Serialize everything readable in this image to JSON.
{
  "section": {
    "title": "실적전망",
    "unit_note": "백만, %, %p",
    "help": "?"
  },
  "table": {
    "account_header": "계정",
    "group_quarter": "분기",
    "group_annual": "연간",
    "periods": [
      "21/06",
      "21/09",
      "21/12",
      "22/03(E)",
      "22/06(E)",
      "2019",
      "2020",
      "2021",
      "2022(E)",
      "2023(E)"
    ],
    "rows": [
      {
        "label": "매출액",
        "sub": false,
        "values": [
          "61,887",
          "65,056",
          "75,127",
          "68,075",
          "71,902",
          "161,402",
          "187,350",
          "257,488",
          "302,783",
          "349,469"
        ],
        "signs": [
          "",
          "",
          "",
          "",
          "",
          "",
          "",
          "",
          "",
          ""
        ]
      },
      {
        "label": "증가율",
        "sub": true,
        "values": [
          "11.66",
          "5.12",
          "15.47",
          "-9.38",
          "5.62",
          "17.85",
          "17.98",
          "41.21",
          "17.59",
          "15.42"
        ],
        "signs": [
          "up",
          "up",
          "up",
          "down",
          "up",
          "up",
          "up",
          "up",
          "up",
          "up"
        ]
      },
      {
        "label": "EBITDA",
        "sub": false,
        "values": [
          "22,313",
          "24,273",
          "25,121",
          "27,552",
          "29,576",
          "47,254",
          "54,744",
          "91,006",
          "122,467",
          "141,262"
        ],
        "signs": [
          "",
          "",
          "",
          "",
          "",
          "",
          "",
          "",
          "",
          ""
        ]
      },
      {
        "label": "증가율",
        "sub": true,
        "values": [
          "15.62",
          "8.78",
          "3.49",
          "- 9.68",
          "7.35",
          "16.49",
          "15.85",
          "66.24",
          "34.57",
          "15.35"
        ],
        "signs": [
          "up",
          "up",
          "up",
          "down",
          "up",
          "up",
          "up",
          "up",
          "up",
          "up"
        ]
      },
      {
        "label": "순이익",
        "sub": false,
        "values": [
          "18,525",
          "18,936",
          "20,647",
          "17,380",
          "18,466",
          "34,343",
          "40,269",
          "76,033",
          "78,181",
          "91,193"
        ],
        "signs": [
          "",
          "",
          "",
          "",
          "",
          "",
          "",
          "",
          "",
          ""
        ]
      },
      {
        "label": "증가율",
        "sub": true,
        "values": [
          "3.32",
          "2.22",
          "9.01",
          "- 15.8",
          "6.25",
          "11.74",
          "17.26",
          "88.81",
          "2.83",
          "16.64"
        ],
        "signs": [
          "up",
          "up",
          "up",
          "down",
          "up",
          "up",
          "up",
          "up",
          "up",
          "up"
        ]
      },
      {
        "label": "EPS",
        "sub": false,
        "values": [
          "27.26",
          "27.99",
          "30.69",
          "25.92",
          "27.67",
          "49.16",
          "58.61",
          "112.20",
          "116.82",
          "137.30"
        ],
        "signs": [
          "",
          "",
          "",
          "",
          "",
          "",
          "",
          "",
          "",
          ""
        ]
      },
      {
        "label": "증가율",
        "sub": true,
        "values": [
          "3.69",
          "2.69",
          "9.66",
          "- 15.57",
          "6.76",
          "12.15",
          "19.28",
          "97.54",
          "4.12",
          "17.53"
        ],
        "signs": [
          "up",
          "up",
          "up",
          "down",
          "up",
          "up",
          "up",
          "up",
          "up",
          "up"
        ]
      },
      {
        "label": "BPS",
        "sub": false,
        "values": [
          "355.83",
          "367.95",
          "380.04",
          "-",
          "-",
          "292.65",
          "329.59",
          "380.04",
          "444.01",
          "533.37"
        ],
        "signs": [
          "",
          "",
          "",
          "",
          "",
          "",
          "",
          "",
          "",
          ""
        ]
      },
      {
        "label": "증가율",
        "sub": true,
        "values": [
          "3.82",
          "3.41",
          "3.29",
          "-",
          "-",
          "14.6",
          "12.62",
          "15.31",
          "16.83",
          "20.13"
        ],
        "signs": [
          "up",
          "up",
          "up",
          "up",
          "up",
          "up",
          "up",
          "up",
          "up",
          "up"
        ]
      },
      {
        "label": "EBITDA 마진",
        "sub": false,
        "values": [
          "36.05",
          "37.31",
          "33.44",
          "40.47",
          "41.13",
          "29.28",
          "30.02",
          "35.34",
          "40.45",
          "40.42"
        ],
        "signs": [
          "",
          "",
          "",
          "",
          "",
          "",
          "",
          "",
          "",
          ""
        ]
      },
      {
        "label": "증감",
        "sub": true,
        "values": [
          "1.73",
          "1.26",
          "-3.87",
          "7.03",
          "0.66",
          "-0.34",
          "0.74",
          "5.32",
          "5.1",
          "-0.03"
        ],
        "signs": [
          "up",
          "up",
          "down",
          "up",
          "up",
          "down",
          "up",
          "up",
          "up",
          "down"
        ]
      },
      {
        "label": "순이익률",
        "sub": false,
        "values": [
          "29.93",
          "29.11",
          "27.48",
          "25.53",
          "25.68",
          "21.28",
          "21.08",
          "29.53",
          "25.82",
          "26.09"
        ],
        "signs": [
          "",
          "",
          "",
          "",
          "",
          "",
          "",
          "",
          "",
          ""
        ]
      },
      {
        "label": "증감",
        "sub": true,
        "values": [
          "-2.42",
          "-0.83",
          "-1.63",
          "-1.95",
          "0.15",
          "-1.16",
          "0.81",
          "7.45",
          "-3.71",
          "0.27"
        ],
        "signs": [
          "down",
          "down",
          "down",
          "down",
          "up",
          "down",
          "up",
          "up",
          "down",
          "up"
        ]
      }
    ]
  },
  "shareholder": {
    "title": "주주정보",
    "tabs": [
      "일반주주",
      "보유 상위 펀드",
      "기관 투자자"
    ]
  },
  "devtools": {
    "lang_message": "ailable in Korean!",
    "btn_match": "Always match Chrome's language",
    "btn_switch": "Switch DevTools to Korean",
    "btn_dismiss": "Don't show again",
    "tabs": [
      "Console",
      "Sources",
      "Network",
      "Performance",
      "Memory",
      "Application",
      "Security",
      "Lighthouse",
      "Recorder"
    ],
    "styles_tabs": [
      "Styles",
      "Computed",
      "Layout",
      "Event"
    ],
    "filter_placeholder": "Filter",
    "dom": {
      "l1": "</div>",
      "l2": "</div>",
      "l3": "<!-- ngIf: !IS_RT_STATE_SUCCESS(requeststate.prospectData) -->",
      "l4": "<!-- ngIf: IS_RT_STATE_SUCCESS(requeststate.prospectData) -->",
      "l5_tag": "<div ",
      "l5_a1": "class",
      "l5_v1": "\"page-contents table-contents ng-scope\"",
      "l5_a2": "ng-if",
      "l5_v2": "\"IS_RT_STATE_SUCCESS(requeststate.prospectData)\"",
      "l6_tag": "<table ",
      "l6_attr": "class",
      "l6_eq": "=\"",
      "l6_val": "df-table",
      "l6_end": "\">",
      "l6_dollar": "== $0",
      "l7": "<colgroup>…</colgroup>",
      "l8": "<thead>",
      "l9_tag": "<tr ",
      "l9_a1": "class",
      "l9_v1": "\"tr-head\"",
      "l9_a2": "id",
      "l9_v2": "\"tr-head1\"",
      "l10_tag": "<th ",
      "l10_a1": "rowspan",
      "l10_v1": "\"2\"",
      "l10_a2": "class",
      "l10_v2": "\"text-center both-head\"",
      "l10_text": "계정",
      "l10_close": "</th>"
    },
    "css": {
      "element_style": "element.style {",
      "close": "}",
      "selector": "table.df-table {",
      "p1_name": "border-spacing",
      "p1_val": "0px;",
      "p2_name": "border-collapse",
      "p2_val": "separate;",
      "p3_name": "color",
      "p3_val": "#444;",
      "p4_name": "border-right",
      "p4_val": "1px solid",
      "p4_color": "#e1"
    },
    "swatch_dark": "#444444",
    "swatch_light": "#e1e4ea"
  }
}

● REQUIREMENT:
Your answer should be only the number of lines that hold the word "Korean".

● SOLUTION:
2